• What you need to do: Reproduce all entries verbatim, with nothing added or dropped.

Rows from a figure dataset

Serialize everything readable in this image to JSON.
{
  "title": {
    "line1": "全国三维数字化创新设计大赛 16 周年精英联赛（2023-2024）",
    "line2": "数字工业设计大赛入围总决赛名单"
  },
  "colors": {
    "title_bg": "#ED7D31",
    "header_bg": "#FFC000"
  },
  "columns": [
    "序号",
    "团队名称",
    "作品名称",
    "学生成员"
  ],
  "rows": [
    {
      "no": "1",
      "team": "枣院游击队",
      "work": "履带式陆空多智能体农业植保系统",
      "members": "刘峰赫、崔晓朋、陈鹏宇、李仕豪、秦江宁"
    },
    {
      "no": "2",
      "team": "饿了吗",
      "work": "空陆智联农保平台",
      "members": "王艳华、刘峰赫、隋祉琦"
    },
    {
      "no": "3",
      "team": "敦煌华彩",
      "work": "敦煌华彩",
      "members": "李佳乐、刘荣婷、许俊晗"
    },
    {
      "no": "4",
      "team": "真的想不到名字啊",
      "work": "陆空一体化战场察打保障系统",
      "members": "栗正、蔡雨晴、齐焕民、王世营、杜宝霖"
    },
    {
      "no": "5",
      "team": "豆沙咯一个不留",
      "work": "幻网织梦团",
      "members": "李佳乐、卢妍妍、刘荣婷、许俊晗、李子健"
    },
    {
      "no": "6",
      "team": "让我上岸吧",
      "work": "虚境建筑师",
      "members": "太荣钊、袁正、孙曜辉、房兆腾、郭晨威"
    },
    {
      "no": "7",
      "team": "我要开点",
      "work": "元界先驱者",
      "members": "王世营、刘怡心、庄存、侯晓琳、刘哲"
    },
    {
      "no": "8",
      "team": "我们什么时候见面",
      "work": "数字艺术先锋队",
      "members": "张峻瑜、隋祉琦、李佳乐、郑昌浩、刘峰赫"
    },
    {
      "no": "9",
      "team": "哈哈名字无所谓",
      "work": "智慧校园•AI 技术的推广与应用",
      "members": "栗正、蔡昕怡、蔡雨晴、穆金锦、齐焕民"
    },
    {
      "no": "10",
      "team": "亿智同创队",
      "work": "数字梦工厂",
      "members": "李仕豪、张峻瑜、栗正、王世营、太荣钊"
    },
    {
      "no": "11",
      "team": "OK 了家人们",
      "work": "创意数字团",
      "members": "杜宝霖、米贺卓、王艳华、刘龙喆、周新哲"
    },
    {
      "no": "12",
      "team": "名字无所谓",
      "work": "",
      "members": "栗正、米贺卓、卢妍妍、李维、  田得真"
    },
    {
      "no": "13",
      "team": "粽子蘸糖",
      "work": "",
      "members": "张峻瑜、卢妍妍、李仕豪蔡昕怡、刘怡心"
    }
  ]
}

• Response:
Serialize everything readable in this image to JSON.
{
  "title": {
    "line1": "全国三维数字化创新设计大赛 16 周年精英联赛（2023-2024）",
    "line2": "数字工业设计大赛入围总决赛名单"
  },
  "colors": {
    "title_bg": "#ED7D31",
    "header_bg": "#FFC000"
  },
  "columns": [
    "序号",
    "团队名称",
    "作品名称",
    "学生成员"
  ],
  "rows": [
    {
      "no": "1",
      "team": "枣院游击队",
      "work": "履带式陆空多智能体农业植保系统",
      "members": "刘峰赫、崔晓朋、陈鹏宇、李仕豪、秦江宁"
    },
    {
      "no": "2",
      "team": "饿了吗",
      "work": "空陆智联农保平台",
      "members": "王艳华、刘峰赫、隋祉琦"
    },
    {
      "no": "3",
      "team": "敦煌华彩",
      "work": "敦煌华彩",
      "members": "李佳乐、刘荣婷、许俊晗"
    },
    {
      "no": "4",
      "team": "真的想不到名字啊",
      "work": "陆空一体化战场察打保障系统",
      "members": "栗正、蔡雨晴、齐焕民、王世营、杜宝霖"
    },
    {
      "no": "5",
      "team": "豆沙咯一个不留",
      "work": "幻网织梦团",
      "members": "李佳乐、卢妍妍、刘荣婷、许俊晗、李子健"
    },
    {
      "no": "6",
      "team": "让我上岸吧",
      "work": "虚境建筑师",
      "members": "太荣钊、袁正、孙曜辉、房兆腾、郭晨威"
    },
    {
      "no": "7",
      "team": "我要开点",
      "work": "元界先驱者",
      "members": "王世营、刘怡心、庄存、侯晓琳、刘哲"
    },
    {
      "no": "8",
      "team": "我们什么时候见面",
      "work": "数字艺术先锋队",
      "members": "张峻瑜、隋祉琦、李佳乐、郑昌浩、刘峰赫"
    },
    {
      "no": "9",
      "team": "哈哈名字无所谓",
      "work": "智慧校园•AI 技术的推广与应用",
      "members": "栗正、蔡昕怡、蔡雨晴、穆金锦、齐焕民"
    },
    {
      "no": "10",
      "team": "亿智同创队",
      "work": "数字梦工厂",
      "members": "李仕豪、张峻瑜、栗正、王世营、太荣钊"
    },
    {
      "no": "11",
      "team": "OK 了家人们",
      "work": "创意数字团",
      "members": "杜宝霖、米贺卓、王艳华、刘龙喆、周新哲"
    },
    {
      "no": "12",
      "team": "名字无所谓",
      "work": "",
      "members": "栗正、米贺卓、卢妍妍、李维、  田得真"
    },
    {
      "no": "13",
      "team": "粽子蘸糖",
      "work": "",
      "members": "张峻瑜、卢妍妍、李仕豪蔡昕怡、刘怡心"
    }
  ]
}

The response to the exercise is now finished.